[Structured figure records]

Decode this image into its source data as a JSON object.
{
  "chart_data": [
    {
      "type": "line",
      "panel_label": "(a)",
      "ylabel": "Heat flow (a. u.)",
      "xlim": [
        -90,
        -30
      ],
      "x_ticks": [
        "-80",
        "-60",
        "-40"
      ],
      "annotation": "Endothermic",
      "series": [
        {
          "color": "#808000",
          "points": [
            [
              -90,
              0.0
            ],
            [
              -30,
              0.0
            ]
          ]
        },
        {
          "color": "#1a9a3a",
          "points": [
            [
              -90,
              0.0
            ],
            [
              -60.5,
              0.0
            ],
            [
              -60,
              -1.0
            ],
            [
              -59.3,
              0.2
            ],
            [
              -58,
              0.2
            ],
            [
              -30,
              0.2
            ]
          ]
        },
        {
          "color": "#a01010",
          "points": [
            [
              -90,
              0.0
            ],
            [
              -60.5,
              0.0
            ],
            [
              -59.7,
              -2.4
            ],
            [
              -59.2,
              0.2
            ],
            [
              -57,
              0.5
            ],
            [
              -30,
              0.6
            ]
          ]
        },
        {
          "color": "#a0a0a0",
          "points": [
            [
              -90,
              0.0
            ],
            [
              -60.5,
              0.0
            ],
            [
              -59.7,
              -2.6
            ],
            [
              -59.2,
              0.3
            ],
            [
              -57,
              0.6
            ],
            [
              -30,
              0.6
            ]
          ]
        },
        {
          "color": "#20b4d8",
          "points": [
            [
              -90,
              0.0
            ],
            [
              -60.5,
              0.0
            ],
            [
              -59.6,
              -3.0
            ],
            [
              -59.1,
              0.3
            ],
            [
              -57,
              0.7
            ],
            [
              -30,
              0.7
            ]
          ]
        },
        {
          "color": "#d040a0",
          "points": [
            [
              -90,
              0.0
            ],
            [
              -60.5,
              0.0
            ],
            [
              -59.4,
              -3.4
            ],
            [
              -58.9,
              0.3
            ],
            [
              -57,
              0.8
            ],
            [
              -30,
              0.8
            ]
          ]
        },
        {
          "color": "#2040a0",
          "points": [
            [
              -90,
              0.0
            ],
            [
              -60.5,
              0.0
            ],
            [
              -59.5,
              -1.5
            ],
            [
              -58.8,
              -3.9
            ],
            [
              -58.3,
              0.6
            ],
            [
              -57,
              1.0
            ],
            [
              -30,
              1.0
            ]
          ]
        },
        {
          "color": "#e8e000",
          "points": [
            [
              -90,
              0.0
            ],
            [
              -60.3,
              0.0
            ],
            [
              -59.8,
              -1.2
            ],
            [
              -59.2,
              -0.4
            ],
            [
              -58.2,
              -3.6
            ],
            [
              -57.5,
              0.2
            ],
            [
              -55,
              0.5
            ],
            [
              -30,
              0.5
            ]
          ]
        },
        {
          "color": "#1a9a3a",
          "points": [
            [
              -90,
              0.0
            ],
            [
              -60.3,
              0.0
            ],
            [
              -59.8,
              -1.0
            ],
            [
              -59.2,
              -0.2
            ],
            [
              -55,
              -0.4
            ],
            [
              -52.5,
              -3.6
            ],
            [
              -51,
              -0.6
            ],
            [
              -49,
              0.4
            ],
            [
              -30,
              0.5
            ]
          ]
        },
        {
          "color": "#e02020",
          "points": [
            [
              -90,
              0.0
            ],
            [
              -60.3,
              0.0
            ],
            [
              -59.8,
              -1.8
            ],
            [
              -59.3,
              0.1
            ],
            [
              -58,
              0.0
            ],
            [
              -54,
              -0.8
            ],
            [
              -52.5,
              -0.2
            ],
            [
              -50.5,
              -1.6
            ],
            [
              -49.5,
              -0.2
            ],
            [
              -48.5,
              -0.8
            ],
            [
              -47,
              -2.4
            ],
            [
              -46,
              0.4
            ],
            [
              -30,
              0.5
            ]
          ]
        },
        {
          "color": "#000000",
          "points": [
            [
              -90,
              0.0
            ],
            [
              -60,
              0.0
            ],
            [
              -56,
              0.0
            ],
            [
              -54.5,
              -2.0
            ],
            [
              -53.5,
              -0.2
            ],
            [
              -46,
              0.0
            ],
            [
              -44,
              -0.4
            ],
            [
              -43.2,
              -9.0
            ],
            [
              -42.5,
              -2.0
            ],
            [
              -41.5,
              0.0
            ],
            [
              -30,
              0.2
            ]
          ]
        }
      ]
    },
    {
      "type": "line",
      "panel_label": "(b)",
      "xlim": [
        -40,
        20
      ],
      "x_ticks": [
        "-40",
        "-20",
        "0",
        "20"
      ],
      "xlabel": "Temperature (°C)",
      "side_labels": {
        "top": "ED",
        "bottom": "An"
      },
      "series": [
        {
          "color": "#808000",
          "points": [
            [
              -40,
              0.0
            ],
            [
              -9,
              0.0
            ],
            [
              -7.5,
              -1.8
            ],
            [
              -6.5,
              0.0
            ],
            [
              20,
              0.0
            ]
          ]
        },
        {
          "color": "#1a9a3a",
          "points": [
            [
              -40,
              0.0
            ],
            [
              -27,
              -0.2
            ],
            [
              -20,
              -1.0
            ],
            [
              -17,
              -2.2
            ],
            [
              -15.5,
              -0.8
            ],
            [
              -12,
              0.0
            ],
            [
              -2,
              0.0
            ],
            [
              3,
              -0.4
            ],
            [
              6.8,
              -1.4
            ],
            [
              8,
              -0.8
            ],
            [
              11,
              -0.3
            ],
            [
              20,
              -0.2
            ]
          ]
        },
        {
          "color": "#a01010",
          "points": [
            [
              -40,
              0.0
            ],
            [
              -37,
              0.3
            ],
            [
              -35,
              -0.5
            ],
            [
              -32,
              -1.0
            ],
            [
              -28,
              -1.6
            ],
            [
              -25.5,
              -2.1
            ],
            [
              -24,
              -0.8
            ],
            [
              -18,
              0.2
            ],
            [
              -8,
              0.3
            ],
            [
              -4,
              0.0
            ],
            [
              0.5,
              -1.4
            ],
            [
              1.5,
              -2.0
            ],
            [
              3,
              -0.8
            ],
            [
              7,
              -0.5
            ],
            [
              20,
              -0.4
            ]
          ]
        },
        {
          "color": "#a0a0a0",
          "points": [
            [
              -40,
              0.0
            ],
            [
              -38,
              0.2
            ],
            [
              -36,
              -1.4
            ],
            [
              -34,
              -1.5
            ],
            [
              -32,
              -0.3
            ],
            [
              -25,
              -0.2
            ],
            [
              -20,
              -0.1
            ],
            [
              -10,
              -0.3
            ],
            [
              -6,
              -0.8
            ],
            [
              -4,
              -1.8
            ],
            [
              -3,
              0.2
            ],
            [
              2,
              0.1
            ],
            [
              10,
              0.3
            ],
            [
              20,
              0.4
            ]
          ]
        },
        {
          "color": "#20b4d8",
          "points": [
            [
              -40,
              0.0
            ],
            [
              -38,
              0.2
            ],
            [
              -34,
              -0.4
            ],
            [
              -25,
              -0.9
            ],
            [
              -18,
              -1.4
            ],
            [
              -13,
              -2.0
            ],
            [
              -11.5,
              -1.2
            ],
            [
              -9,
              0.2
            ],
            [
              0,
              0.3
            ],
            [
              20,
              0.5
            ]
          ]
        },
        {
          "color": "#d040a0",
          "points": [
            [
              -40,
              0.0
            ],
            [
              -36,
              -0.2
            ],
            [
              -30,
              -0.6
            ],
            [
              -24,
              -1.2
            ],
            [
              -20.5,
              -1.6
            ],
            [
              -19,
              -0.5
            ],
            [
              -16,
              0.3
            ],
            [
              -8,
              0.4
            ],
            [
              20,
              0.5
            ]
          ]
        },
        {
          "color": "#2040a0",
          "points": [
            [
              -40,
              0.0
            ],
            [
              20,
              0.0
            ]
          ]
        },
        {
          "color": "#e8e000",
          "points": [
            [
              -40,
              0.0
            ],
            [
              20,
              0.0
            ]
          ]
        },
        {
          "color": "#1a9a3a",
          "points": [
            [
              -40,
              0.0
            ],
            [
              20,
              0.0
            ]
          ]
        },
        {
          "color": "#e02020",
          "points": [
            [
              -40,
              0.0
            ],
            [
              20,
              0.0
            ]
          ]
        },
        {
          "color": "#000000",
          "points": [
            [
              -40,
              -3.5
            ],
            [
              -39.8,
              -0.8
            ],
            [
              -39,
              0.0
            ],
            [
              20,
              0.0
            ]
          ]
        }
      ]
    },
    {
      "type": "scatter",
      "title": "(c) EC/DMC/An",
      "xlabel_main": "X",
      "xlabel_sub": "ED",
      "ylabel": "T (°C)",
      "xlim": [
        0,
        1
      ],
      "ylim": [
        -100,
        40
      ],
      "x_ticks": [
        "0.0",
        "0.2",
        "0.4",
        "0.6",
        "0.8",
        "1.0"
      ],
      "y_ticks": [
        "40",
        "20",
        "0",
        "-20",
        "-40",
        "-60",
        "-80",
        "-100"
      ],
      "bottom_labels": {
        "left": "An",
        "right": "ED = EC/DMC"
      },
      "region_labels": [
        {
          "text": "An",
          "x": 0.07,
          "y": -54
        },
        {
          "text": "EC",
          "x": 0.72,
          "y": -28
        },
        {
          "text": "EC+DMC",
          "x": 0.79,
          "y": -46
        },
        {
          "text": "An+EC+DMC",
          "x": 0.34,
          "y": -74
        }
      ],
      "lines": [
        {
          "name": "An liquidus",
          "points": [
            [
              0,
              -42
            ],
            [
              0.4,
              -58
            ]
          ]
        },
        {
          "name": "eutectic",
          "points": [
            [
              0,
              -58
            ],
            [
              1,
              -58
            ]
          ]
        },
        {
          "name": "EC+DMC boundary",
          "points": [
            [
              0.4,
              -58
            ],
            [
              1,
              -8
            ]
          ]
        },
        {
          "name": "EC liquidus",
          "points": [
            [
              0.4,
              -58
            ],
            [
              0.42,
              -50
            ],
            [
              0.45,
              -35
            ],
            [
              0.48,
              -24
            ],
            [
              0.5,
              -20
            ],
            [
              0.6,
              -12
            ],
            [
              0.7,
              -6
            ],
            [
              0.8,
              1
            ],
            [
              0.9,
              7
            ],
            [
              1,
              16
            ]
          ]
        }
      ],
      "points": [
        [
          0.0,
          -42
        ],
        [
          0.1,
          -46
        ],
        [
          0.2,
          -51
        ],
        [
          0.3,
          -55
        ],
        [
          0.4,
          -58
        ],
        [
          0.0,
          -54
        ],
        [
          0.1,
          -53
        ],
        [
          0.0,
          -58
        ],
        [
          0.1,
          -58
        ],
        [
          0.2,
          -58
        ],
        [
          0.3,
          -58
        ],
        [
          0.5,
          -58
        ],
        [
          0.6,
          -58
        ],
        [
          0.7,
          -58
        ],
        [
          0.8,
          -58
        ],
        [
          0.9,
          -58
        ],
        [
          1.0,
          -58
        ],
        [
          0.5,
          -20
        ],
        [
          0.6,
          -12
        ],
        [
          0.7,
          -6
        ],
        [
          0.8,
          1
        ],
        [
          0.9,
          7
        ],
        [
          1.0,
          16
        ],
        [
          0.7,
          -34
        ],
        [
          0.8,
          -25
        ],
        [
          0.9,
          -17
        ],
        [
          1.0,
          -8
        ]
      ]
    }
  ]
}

* _GIVEN EXERCISE_
Extract all lines from the material above that include the word "text".

* _ANSWER TO THE PROBLEM_
          "text": "An",
          "text": "EC",
          "text": "EC+DMC",
          "text": "An+EC+DMC",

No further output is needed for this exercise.